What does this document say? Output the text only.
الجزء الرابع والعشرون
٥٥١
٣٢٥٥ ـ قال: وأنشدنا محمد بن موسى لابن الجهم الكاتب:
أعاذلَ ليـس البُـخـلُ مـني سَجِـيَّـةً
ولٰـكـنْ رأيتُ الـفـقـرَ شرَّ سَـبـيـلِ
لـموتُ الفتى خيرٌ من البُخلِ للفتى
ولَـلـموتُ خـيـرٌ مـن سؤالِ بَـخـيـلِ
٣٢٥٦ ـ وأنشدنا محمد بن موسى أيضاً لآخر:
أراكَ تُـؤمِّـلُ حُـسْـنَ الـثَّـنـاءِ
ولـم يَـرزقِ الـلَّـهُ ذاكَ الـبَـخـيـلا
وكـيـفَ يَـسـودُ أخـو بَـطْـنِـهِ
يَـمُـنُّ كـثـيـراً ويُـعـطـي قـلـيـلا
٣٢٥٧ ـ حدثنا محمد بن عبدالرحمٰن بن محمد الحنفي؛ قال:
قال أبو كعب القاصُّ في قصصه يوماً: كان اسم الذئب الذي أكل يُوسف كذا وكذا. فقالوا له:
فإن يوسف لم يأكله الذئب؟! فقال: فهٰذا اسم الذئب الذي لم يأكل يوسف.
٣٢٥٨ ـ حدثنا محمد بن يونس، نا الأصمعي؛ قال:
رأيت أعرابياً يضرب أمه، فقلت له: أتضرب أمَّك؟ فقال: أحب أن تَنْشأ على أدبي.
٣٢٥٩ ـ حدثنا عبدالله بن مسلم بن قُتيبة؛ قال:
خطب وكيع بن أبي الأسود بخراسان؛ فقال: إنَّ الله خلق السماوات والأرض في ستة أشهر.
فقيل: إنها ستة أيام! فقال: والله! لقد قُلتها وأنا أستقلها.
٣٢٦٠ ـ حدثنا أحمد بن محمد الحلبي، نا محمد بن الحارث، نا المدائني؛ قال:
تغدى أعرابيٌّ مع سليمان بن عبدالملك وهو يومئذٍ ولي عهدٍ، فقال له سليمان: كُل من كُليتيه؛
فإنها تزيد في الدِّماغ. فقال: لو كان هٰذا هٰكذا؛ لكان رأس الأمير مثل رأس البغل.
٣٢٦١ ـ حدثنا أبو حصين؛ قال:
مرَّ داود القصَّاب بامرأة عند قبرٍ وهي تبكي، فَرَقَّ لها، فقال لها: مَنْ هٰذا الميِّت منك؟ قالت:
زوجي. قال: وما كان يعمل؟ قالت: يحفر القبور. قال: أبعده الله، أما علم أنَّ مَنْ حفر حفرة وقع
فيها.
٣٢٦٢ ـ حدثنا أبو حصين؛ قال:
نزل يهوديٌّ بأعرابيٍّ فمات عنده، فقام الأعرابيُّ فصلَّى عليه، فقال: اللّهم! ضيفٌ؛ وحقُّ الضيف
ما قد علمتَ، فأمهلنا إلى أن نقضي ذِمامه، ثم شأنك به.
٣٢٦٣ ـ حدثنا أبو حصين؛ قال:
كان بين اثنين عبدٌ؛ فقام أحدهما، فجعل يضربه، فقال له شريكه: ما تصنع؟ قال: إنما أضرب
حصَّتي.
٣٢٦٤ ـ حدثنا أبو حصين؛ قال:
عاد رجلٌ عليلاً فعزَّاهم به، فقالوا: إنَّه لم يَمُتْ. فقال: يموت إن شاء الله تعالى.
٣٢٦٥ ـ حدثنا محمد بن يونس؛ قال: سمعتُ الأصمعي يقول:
------------------------------------------------------------
● Exercise requirements: Say how many lines have the string "يونس" in them, offering no words beyond the number.

● Completed exercise: 2